-- To be done --
Every line below should be repeated exactly.

'''

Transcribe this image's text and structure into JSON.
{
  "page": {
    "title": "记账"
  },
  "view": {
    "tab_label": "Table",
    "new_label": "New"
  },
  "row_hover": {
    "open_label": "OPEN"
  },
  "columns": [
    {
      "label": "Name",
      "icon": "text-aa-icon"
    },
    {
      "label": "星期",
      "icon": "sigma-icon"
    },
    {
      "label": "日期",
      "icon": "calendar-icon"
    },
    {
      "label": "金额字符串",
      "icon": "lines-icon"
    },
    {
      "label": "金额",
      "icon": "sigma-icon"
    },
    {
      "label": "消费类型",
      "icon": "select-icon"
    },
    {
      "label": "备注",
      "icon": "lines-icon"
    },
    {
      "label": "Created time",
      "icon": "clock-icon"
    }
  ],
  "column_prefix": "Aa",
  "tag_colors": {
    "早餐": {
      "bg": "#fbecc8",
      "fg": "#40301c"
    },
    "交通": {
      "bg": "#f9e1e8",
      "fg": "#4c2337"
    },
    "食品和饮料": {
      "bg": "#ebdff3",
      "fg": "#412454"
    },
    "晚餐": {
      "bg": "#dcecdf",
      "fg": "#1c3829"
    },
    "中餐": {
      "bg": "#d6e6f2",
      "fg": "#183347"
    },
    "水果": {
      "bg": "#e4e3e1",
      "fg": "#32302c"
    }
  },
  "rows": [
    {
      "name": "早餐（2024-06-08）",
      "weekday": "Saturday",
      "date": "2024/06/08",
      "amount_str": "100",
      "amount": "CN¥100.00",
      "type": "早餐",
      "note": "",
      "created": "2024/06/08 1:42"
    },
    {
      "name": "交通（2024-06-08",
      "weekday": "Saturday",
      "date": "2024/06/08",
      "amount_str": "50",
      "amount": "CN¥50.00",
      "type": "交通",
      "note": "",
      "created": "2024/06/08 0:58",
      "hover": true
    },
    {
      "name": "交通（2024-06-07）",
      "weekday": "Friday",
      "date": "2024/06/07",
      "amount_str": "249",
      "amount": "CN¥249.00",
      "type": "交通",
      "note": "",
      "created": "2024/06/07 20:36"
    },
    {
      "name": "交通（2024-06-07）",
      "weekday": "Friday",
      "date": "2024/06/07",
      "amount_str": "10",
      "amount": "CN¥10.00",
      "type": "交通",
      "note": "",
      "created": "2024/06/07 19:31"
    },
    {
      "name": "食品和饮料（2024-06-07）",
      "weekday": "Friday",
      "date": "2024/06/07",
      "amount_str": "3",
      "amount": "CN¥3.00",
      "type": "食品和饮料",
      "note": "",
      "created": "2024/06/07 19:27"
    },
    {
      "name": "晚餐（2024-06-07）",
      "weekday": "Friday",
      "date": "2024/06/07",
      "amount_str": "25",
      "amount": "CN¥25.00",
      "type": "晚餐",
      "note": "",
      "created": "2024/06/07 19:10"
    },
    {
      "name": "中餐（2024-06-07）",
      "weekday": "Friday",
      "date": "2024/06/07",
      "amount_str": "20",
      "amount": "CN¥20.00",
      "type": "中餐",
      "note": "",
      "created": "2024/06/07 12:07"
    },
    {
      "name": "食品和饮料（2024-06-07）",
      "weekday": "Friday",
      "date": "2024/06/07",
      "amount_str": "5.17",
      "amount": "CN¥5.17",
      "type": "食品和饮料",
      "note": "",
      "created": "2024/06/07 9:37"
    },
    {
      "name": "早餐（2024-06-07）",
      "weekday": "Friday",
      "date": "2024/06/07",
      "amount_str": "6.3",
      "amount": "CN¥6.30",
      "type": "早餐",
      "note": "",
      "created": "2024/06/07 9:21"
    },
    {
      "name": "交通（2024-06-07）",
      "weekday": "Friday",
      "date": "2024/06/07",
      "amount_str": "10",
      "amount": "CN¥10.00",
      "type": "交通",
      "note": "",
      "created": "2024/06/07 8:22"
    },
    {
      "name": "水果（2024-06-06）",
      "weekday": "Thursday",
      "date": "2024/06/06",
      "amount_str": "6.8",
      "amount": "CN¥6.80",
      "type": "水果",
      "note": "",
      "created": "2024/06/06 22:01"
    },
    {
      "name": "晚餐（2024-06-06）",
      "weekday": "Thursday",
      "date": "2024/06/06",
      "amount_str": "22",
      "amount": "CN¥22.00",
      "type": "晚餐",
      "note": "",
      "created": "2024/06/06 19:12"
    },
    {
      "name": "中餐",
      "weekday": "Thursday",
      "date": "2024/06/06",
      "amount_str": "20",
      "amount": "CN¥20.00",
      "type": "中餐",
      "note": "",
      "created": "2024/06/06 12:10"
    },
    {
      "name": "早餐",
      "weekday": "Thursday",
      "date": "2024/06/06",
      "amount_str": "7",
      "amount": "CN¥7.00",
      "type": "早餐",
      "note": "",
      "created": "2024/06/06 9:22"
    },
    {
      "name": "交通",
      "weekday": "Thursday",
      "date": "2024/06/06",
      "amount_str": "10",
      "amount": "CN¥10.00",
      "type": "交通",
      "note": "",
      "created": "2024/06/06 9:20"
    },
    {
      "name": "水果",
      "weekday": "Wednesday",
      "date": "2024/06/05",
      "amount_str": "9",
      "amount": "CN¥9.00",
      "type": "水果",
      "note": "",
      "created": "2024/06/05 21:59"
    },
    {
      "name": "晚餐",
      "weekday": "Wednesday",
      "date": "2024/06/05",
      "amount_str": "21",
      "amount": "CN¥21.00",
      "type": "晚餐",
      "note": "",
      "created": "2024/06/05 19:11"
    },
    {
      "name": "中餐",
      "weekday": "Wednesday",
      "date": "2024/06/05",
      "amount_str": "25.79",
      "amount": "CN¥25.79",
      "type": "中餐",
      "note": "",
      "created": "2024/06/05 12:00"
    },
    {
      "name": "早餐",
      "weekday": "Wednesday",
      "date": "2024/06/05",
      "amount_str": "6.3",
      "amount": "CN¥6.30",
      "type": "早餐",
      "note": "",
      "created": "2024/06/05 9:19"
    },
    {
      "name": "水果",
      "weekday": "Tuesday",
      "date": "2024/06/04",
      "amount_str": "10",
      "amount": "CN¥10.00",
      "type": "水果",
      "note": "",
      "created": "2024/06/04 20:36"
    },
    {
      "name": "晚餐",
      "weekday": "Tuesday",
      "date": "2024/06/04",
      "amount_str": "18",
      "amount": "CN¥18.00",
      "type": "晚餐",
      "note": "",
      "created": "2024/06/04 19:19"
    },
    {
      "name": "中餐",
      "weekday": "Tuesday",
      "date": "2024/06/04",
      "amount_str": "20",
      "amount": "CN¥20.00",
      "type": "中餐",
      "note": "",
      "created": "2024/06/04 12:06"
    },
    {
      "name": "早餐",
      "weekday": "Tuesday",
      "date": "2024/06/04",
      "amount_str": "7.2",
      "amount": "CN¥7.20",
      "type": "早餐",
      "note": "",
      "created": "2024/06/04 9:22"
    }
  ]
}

'''

-- Solution to this exercise --
Transcribe this image's text and structure into JSON.
{
  "page": {
    "title": "记账"
  },
  "view": {
    "tab_label": "Table",
    "new_label": "New"
  },
  "row_hover": {
    "open_label": "OPEN"
  },
  "columns": [
    {
      "label": "Name",
      "icon": "text-aa-icon"
    },
    {
      "label": "星期",
      "icon": "sigma-icon"
    },
    {
      "label": "日期",
      "icon": "calendar-icon"
    },
    {
      "label": "金额字符串",
      "icon": "lines-icon"
    },
    {
      "label": "金额",
      "icon": "sigma-icon"
    },
    {
      "label": "消费类型",
      "icon": "select-icon"
    },
    {
      "label": "备注",
      "icon": "lines-icon"
    },
    {
      "label": "Created time",
      "icon": "clock-icon"
    }
  ],
  "column_prefix": "Aa",
  "tag_colors": {
    "早餐": {
      "bg": "#fbecc8",
      "fg": "#40301c"
    },
    "交通": {
      "bg": "#f9e1e8",
      "fg": "#4c2337"
    },
    "食品和饮料": {
      "bg": "#ebdff3",
      "fg": "#412454"
    },
    "晚餐": {
      "bg": "#dcecdf",
      "fg": "#1c3829"
    },
    "中餐": {
      "bg": "#d6e6f2",
      "fg": "#183347"
    },
    "水果": {
      "bg": "#e4e3e1",
      "fg": "#32302c"
    }
  },
  "rows": [
    {
      "name": "早餐（2024-06-08）",
      "weekday": "Saturday",
      "date": "2024/06/08",
      "amount_str": "100",
      "amount": "CN¥100.00",
      "type": "早餐",
      "note": "",
      "created": "2024/06/08 1:42"
    },
    {
      "name": "交通（2024-06-08",
      "weekday": "Saturday",
      "date": "2024/06/08",
      "amount_str": "50",
      "amount": "CN¥50.00",
      "type": "交通",
      "note": "",
      "created": "2024/06/08 0:58",
      "hover": true
    },
    {
      "name": "交通（2024-06-07）",
      "weekday": "Friday",
      "date": "2024/06/07",
      "amount_str": "249",
      "amount": "CN¥249.00",
      "type": "交通",
      "note": "",
      "created": "2024/06/07 20:36"
    },
    {
      "name": "交通（2024-06-07）",
      "weekday": "Friday",
      "date": "2024/06/07",
      "amount_str": "10",
      "amount": "CN¥10.00",
      "type": "交通",
      "note": "",
      "created": "2024/06/07 19:31"
    },
    {
      "name": "食品和饮料（2024-06-07）",
      "weekday": "Friday",
      "date": "2024/06/07",
      "amount_str": "3",
      "amount": "CN¥3.00",
      "type": "食品和饮料",
      "note": "",
      "created": "2024/06/07 19:27"
    },
    {
      "name": "晚餐（2024-06-07）",
      "weekday": "Friday",
      "date": "2024/06/07",
      "amount_str": "25",
      "amount": "CN¥25.00",
      "type": "晚餐",
      "note": "",
      "created": "2024/06/07 19:10"
    },
    {
      "name": "中餐（2024-06-07）",
      "weekday": "Friday",
      "date": "2024/06/07",
      "amount_str": "20",
      "amount": "CN¥20.00",
      "type": "中餐",
      "note": "",
      "created": "2024/06/07 12:07"
    },
    {
      "name": "食品和饮料（2024-06-07）",
      "weekday": "Friday",
      "date": "2024/06/07",
      "amount_str": "5.17",
      "amount": "CN¥5.17",
      "type": "食品和饮料",
      "note": "",
      "created": "2024/06/07 9:37"
    },
    {
      "name": "早餐（2024-06-07）",
      "weekday": "Friday",
      "date": "2024/06/07",
      "amount_str": "6.3",
      "amount": "CN¥6.30",
      "type": "早餐",
      "note": "",
      "created": "2024/06/07 9:21"
    },
    {
      "name": "交通（2024-06-07）",
      "weekday": "Friday",
      "date": "2024/06/07",
      "amount_str": "10",
      "amount": "CN¥10.00",
      "type": "交通",
      "note": "",
      "created": "2024/06/07 8:22"
    },
    {
      "name": "水果（2024-06-06）",
      "weekday": "Thursday",
      "date": "2024/06/06",
      "amount_str": "6.8",
      "amount": "CN¥6.80",
      "type": "水果",
      "note": "",
      "created": "2024/06/06 22:01"
    },
    {
      "name": "晚餐（2024-06-06）",
      "weekday": "Thursday",
      "date": "2024/06/06",
      "amount_str": "22",
      "amount": "CN¥22.00",
      "type": "晚餐",
      "note": "",
      "created": "2024/06/06 19:12"
    },
    {
      "name": "中餐",
      "weekday": "Thursday",
      "date": "2024/06/06",
      "amount_str": "20",
      "amount": "CN¥20.00",
      "type": "中餐",
      "note": "",
      "created": "2024/06/06 12:10"
    },
    {
      "name": "早餐",
      "weekday": "Thursday",
      "date": "2024/06/06",
      "amount_str": "7",
      "amount": "CN¥7.00",
      "type": "早餐",
      "note": "",
      "created": "2024/06/06 9:22"
    },
    {
      "name": "交通",
      "weekday": "Thursday",
      "date": "2024/06/06",
      "amount_str": "10",
      "amount": "CN¥10.00",
      "type": "交通",
      "note": "",
      "created": "2024/06/06 9:20"
    },
    {
      "name": "水果",
      "weekday": "Wednesday",
      "date": "2024/06/05",
      "amount_str": "9",
      "amount": "CN¥9.00",
      "type": "水果",
      "note": "",
      "created": "2024/06/05 21:59"
    },
    {
      "name": "晚餐",
      "weekday": "Wednesday",
      "date": "2024/06/05",
      "amount_str": "21",
      "amount": "CN¥21.00",
      "type": "晚餐",
      "note": "",
      "created": "2024/06/05 19:11"
    },
    {
      "name": "中餐",
      "weekday": "Wednesday",
      "date": "2024/06/05",
      "amount_str": "25.79",
      "amount": "CN¥25.79",
      "type": "中餐",
      "note": "",
      "created": "2024/06/05 12:00"
    },
    {
      "name": "早餐",
      "weekday": "Wednesday",
      "date": "2024/06/05",
      "amount_str": "6.3",
      "amount": "CN¥6.30",
      "type": "早餐",
      "note": "",
      "created": "2024/06/05 9:19"
    },
    {
      "name": "水果",
      "weekday": "Tuesday",
      "date": "2024/06/04",
      "amount_str": "10",
      "amount": "CN¥10.00",
      "type": "水果",
      "note": "",
      "created": "2024/06/04 20:36"
    },
    {
      "name": "晚餐",
      "weekday": "Tuesday",
      "date": "2024/06/04",
      "amount_str": "18",
      "amount": "CN¥18.00",
      "type": "晚餐",
      "note": "",
      "created": "2024/06/04 19:19"
    },
    {
      "name": "中餐",
      "weekday": "Tuesday",
      "date": "2024/06/04",
      "amount_str": "20",
      "amount": "CN¥20.00",
      "type": "中餐",
      "note": "",
      "created": "2024/06/04 12:06"
    },
    {
      "name": "早餐",
      "weekday": "Tuesday",
      "date": "2024/06/04",
      "amount_str": "7.2",
      "amount": "CN¥7.20",
      "type": "早餐",
      "note": "",
      "created": "2024/06/04 9:22"
    }
  ]
}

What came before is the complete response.